>> begin MATERIAL TO PROCESS
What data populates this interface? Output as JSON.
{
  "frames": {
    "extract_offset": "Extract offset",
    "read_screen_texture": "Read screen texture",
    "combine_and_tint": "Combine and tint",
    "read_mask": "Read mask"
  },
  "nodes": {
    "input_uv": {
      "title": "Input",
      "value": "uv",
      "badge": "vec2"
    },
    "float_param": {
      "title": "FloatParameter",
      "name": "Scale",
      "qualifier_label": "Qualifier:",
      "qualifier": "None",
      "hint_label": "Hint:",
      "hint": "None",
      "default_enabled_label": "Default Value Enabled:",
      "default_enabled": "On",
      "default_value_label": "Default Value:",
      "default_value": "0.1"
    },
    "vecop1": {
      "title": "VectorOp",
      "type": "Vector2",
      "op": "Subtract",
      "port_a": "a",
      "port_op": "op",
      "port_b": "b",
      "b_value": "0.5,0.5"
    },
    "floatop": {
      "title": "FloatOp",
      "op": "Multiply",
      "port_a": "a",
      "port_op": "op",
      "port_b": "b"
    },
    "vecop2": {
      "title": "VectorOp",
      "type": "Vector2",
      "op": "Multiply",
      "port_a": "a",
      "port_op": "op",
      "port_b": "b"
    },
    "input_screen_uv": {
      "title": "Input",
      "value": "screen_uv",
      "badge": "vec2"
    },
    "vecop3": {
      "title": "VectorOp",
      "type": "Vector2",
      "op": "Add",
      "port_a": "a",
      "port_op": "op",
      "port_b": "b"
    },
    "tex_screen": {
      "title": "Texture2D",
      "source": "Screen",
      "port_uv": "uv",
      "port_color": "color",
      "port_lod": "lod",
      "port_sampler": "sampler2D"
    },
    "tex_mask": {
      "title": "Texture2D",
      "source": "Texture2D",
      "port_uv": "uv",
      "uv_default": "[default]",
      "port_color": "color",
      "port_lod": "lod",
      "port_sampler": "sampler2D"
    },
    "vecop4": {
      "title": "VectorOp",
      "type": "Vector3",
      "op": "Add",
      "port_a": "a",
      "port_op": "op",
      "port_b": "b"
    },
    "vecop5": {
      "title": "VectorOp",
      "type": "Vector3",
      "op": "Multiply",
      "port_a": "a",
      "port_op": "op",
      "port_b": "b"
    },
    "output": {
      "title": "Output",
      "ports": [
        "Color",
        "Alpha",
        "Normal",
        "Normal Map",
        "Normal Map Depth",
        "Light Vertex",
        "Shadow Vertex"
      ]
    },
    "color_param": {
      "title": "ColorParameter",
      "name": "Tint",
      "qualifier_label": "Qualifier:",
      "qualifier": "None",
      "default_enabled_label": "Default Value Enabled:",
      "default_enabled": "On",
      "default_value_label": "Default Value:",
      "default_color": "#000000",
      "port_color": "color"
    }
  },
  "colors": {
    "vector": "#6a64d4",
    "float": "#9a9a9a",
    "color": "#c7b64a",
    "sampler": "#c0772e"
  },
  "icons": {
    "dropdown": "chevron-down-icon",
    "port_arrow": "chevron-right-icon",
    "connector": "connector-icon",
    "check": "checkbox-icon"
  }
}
>> end MATERIAL TO PROCESS
> STATED PROBLEM: Output all of the data again. Match it exactly.

> RESULT OF THE TASK:
What data populates this interface? Output as JSON.
{
  "frames": {
    "extract_offset": "Extract offset",
    "read_screen_texture": "Read screen texture",
    "combine_and_tint": "Combine and tint",
    "read_mask": "Read mask"
  },
  "nodes": {
    "input_uv": {
      "title": "Input",
      "value": "uv",
      "badge": "vec2"
    },
    "float_param": {
      "title": "FloatParameter",
      "name": "Scale",
      "qualifier_label": "Qualifier:",
      "qualifier": "None",
      "hint_label": "Hint:",
      "hint": "None",
      "default_enabled_label": "Default Value Enabled:",
      "default_enabled": "On",
      "default_value_label": "Default Value:",
      "default_value": "0.1"
    },
    "vecop1": {
      "title": "VectorOp",
      "type": "Vector2",
      "op": "Subtract",
      "port_a": "a",
      "port_op": "op",
      "port_b": "b",
      "b_value": "0.5,0.5"
    },
    "floatop": {
      "title": "FloatOp",
      "op": "Multiply",
      "port_a": "a",
      "port_op": "op",
      "port_b": "b"
    },
    "vecop2": {
      "title": "VectorOp",
      "type": "Vector2",
      "op": "Multiply",
      "port_a": "a",
      "port_op": "op",
      "port_b": "b"
    },
    "input_screen_uv": {
      "title": "Input",
      "value": "screen_uv",
      "badge": "vec2"
    },
    "vecop3": {
      "title": "VectorOp",
      "type": "Vector2",
      "op": "Add",
      "port_a": "a",
      "port_op": "op",
      "port_b": "b"
    },
    "tex_screen": {
      "title": "Texture2D",
      "source": "Screen",
      "port_uv": "uv",
      "port_color": "color",
      "port_lod": "lod",
      "port_sampler": "sampler2D"
    },
    "tex_mask": {
      "title": "Texture2D",
      "source": "Texture2D",
      "port_uv": "uv",
      "uv_default": "[default]",
      "port_color": "color",
      "port_lod": "lod",
      "port_sampler": "sampler2D"
    },
    "vecop4": {
      "title": "VectorOp",
      "type": "Vector3",
      "op": "Add",
      "port_a": "a",
      "port_op": "op",
      "port_b": "b"
    },
    "vecop5": {
      "title": "VectorOp",
      "type": "Vector3",
      "op": "Multiply",
      "port_a": "a",
      "port_op": "op",
      "port_b": "b"
    },
    "output": {
      "title": "Output",
      "ports": [
        "Color",
        "Alpha",
        "Normal",
        "Normal Map",
        "Normal Map Depth",
        "Light Vertex",
        "Shadow Vertex"
      ]
    },
    "color_param": {
      "title": "ColorParameter",
      "name": "Tint",
      "qualifier_label": "Qualifier:",
      "qualifier": "None",
      "default_enabled_label": "Default Value Enabled:",
      "default_enabled": "On",
      "default_value_label": "Default Value:",
      "default_color": "#000000",
      "port_color": "color"
    }
  },
  "colors": {
    "vector": "#6a64d4",
    "float": "#9a9a9a",
    "color": "#c7b64a",
    "sampler": "#c0772e"
  },
  "icons": {
    "dropdown": "chevron-down-icon",
    "port_arrow": "chevron-right-icon",
    "connector": "connector-icon",
    "check": "checkbox-icon"
  }
}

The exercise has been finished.